[Exercise]
Repeat the whole listing exactly as written.

* * * * * * *

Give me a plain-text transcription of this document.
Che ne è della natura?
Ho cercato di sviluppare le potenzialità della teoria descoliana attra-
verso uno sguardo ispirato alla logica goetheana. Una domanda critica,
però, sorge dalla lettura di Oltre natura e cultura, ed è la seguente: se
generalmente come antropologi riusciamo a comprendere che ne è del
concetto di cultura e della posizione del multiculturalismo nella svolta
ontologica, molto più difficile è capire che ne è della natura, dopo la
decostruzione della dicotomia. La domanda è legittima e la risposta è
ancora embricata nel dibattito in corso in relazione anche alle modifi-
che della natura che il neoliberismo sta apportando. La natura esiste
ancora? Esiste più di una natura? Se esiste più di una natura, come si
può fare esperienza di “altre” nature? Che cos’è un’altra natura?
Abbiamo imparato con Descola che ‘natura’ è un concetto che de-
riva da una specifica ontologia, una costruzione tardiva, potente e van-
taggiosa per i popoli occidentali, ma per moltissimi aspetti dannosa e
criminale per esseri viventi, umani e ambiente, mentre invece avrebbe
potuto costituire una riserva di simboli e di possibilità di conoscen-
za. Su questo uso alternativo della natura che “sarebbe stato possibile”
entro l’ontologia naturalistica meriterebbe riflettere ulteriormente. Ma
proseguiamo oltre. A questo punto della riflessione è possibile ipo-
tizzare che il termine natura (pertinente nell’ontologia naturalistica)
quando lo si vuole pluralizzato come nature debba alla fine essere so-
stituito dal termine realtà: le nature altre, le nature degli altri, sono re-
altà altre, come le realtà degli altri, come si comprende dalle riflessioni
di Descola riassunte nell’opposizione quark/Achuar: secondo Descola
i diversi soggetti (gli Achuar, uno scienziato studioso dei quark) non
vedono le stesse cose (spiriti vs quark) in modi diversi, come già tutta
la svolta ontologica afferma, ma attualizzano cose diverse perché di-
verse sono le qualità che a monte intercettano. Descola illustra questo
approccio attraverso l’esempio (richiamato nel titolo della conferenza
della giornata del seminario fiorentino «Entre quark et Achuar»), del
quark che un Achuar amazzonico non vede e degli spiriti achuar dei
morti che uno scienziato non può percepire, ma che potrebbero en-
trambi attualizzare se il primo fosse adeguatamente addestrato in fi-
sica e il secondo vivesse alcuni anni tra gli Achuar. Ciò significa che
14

* * * * * * *

[Output for this task]
Give me a plain-text transcription of this document.
Che ne è della natura?
Ho cercato di sviluppare le potenzialità della teoria descoliana attra-
verso uno sguardo ispirato alla logica goetheana. Una domanda critica,
però, sorge dalla lettura di Oltre natura e cultura, ed è la seguente: se
generalmente come antropologi riusciamo a comprendere che ne è del
concetto di cultura e della posizione del multiculturalismo nella svolta
ontologica, molto più difficile è capire che ne è della natura, dopo la
decostruzione della dicotomia. La domanda è legittima e la risposta è
ancora embricata nel dibattito in corso in relazione anche alle modifi-
che della natura che il neoliberismo sta apportando. La natura esiste
ancora? Esiste più di una natura? Se esiste più di una natura, come si
può fare esperienza di “altre” nature? Che cos’è un’altra natura?
Abbiamo imparato con Descola che ‘natura’ è un concetto che de-
riva da una specifica ontologia, una costruzione tardiva, potente e van-
taggiosa per i popoli occidentali, ma per moltissimi aspetti dannosa e
criminale per esseri viventi, umani e ambiente, mentre invece avrebbe
potuto costituire una riserva di simboli e di possibilità di conoscen-
za. Su questo uso alternativo della natura che “sarebbe stato possibile”
entro l’ontologia naturalistica meriterebbe riflettere ulteriormente. Ma
proseguiamo oltre. A questo punto della riflessione è possibile ipo-
tizzare che il termine natura (pertinente nell’ontologia naturalistica)
quando lo si vuole pluralizzato come nature debba alla fine essere so-
stituito dal termine realtà: le nature altre, le nature degli altri, sono re-
altà altre, come le realtà degli altri, come si comprende dalle riflessioni
di Descola riassunte nell’opposizione quark/Achuar: secondo Descola
i diversi soggetti (gli Achuar, uno scienziato studioso dei quark) non
vedono le stesse cose (spiriti vs quark) in modi diversi, come già tutta
la svolta ontologica afferma, ma attualizzano cose diverse perché di-
verse sono le qualità che a monte intercettano. Descola illustra questo
approccio attraverso l’esempio (richiamato nel titolo della conferenza
della giornata del seminario fiorentino «Entre quark et Achuar»), del
quark che un Achuar amazzonico non vede e degli spiriti achuar dei
morti che uno scienziato non può percepire, ma che potrebbero en-
trambi attualizzare se il primo fosse adeguatamente addestrato in fi-
sica e il secondo vivesse alcuni anni tra gli Achuar. Ciò significa che
14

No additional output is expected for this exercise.